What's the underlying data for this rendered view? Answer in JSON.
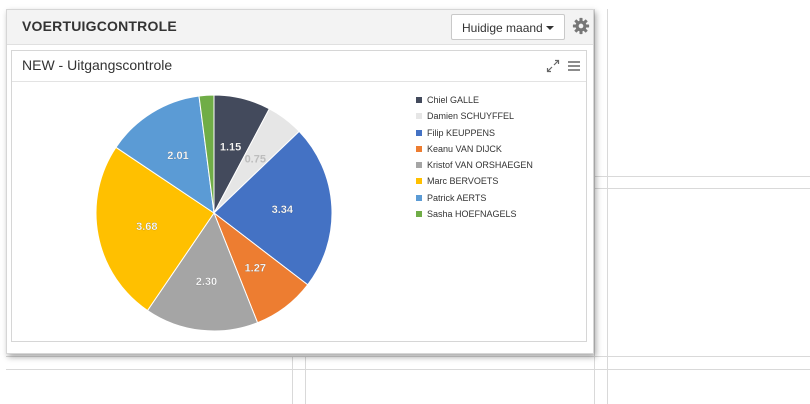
{
  "panel": {
    "title": "VOERTUIGCONTROLE",
    "period_selected": "Huidige maand",
    "settings_icon": "gear-icon"
  },
  "widget": {
    "title": "NEW - Uitgangscontrole",
    "expand_icon": "expand-icon",
    "menu_icon": "hamburger-menu-icon"
  },
  "chart_data": {
    "type": "pie",
    "series": [
      {
        "name": "Chiel GALLE",
        "value": 1.15,
        "label": "1.15",
        "color": "#434a5c"
      },
      {
        "name": "Damien SCHUYFFEL",
        "value": 0.75,
        "label": "0.75",
        "color": "#e6e6e6"
      },
      {
        "name": "Filip KEUPPENS",
        "value": 3.34,
        "label": "3.34",
        "color": "#4472c4"
      },
      {
        "name": "Keanu VAN DIJCK",
        "value": 1.27,
        "label": "1.27",
        "color": "#ed7d31"
      },
      {
        "name": "Kristof VAN ORSHAEGEN",
        "value": 2.3,
        "label": "2.30",
        "color": "#a5a5a5"
      },
      {
        "name": "Marc BERVOETS",
        "value": 3.68,
        "label": "3.68",
        "color": "#ffc000"
      },
      {
        "name": "Patrick AERTS",
        "value": 2.01,
        "label": "2.01",
        "color": "#5b9bd5"
      },
      {
        "name": "Sasha HOEFNAGELS",
        "value": 0.3,
        "label": "",
        "color": "#70ad47"
      }
    ],
    "legend_position": "right"
  }
}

* Exercise directions: Copy every line of the data exactly as written, excluding the pictures.

* Full solution:
What's the underlying data for this rendered view? Answer in JSON.
{
  "panel": {
    "title": "VOERTUIGCONTROLE",
    "period_selected": "Huidige maand",
    "settings_icon": "gear-icon"
  },
  "widget": {
    "title": "NEW - Uitgangscontrole",
    "expand_icon": "expand-icon",
    "menu_icon": "hamburger-menu-icon"
  },
  "chart_data": {
    "type": "pie",
    "series": [
      {
        "name": "Chiel GALLE",
        "value": 1.15,
        "label": "1.15",
        "color": "#434a5c"
      },
      {
        "name": "Damien SCHUYFFEL",
        "value": 0.75,
        "label": "0.75",
        "color": "#e6e6e6"
      },
      {
        "name": "Filip KEUPPENS",
        "value": 3.34,
        "label": "3.34",
        "color": "#4472c4"
      },
      {
        "name": "Keanu VAN DIJCK",
        "value": 1.27,
        "label": "1.27",
        "color": "#ed7d31"
      },
      {
        "name": "Kristof VAN ORSHAEGEN",
        "value": 2.3,
        "label": "2.30",
        "color": "#a5a5a5"
      },
      {
        "name": "Marc BERVOETS",
        "value": 3.68,
        "label": "3.68",
        "color": "#ffc000"
      },
      {
        "name": "Patrick AERTS",
        "value": 2.01,
        "label": "2.01",
        "color": "#5b9bd5"
      },
      {
        "name": "Sasha HOEFNAGELS",
        "value": 0.3,
        "label": "",
        "color": "#70ad47"
      }
    ],
    "legend_position": "right"
  }
}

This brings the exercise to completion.